» **MATERIAL PROVIDED**
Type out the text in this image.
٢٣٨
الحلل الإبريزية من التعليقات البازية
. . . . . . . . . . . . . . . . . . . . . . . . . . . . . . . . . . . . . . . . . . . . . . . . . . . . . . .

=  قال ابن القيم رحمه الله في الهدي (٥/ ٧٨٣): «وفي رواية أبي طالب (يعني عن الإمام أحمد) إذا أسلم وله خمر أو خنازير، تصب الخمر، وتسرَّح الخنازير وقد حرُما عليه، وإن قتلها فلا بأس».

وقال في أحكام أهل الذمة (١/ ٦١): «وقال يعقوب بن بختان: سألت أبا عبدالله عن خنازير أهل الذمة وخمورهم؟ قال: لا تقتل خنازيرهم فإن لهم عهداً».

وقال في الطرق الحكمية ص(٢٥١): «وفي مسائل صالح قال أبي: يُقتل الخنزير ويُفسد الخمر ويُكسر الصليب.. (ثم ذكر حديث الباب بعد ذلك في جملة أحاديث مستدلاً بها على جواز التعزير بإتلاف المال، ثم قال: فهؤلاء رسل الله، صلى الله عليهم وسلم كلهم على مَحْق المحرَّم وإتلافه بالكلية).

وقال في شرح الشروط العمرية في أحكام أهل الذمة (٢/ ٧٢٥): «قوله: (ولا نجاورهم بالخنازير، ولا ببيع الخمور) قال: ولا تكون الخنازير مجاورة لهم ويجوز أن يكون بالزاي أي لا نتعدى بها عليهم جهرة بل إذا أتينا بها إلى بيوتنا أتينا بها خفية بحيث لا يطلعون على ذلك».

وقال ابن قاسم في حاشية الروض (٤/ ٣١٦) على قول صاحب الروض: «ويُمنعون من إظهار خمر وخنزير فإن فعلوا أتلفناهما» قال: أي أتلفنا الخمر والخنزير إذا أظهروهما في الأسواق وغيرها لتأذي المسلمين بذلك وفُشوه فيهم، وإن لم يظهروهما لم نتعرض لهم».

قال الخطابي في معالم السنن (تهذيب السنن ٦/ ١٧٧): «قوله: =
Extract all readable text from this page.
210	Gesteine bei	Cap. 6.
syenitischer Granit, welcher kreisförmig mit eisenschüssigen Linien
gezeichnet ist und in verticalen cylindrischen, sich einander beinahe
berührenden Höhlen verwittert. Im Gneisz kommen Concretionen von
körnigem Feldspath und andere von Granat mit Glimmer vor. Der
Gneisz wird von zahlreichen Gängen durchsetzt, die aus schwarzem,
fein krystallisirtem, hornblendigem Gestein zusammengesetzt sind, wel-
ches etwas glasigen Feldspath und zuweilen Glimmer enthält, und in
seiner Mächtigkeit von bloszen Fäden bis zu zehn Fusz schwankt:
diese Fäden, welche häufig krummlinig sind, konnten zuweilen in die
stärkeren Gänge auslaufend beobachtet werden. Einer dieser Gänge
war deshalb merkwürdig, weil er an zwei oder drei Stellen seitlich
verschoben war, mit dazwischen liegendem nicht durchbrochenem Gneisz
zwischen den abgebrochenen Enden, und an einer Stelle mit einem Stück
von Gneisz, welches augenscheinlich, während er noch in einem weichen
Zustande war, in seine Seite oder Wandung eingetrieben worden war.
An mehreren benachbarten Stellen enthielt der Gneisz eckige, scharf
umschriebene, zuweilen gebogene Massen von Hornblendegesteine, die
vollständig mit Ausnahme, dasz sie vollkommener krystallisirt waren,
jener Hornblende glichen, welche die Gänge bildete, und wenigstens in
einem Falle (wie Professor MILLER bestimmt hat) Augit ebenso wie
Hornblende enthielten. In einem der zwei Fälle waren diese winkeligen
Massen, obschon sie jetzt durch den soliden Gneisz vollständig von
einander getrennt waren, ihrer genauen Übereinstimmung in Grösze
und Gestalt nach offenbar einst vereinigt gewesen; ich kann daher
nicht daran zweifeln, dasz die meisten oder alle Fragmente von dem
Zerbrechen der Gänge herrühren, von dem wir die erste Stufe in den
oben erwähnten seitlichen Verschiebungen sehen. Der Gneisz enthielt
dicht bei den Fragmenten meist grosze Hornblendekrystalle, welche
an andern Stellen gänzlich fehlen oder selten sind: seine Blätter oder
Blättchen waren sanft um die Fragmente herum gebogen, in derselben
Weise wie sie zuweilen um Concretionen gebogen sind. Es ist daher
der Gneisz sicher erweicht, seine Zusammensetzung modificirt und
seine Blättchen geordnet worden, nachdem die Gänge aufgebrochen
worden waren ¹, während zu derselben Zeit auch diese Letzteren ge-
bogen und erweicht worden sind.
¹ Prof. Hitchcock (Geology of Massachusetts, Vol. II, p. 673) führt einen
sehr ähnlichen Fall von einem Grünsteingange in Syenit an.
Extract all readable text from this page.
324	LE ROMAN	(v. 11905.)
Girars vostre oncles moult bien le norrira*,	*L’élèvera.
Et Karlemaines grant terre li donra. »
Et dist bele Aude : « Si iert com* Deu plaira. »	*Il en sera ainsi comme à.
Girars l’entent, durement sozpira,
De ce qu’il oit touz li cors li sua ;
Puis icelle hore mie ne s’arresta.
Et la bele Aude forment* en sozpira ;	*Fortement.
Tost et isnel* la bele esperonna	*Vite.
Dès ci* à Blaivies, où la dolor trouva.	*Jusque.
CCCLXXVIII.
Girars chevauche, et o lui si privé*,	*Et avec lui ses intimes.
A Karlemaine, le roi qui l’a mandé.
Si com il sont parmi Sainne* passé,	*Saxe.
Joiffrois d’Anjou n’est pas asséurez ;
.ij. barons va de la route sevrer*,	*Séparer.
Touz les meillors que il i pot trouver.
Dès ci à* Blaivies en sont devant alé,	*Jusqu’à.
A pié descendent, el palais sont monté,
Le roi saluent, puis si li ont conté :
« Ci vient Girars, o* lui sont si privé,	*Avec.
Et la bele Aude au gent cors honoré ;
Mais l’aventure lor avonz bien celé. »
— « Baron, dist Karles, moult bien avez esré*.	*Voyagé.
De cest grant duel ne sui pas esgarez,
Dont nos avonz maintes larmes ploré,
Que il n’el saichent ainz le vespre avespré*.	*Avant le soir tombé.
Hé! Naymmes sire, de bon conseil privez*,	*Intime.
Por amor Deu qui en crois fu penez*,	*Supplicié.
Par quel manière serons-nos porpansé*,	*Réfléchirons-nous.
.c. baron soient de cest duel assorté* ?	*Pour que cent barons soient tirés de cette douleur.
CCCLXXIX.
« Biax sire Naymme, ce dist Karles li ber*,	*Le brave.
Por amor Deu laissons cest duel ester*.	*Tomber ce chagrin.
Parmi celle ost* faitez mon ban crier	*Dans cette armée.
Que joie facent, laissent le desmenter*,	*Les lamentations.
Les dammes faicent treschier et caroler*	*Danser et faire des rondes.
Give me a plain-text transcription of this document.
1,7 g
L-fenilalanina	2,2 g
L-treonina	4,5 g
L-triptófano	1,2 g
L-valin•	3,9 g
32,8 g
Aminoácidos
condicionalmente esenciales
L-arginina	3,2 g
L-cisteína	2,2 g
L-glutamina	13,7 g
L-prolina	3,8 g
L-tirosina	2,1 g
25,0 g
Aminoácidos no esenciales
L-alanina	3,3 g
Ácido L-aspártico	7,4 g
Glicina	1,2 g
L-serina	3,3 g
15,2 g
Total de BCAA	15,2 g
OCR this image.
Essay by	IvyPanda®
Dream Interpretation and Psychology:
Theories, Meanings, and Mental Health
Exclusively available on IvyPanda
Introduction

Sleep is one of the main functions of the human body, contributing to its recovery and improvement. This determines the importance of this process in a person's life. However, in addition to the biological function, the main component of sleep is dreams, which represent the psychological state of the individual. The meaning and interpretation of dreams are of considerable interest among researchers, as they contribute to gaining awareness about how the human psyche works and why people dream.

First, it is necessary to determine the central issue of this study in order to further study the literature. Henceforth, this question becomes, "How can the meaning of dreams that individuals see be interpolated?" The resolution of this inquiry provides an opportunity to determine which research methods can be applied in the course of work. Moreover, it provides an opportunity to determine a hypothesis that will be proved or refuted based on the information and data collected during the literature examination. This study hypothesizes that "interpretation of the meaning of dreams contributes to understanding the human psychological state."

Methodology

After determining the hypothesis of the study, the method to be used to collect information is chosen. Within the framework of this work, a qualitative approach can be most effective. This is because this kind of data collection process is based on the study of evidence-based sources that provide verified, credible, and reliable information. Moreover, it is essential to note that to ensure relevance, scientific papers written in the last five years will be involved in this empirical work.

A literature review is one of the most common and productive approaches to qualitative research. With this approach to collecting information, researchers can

» **EXERCISE DIRECTIONS**
Identify the lines in the entries above that contain "Blaivies", then copy them out.

» **PROBLEM SOLUTION**
Dès ci* à Blaivies, où la dolor trouva.	*Jusque.
Dès ci à* Blaivies en sont devant alé,	*Jusqu’à.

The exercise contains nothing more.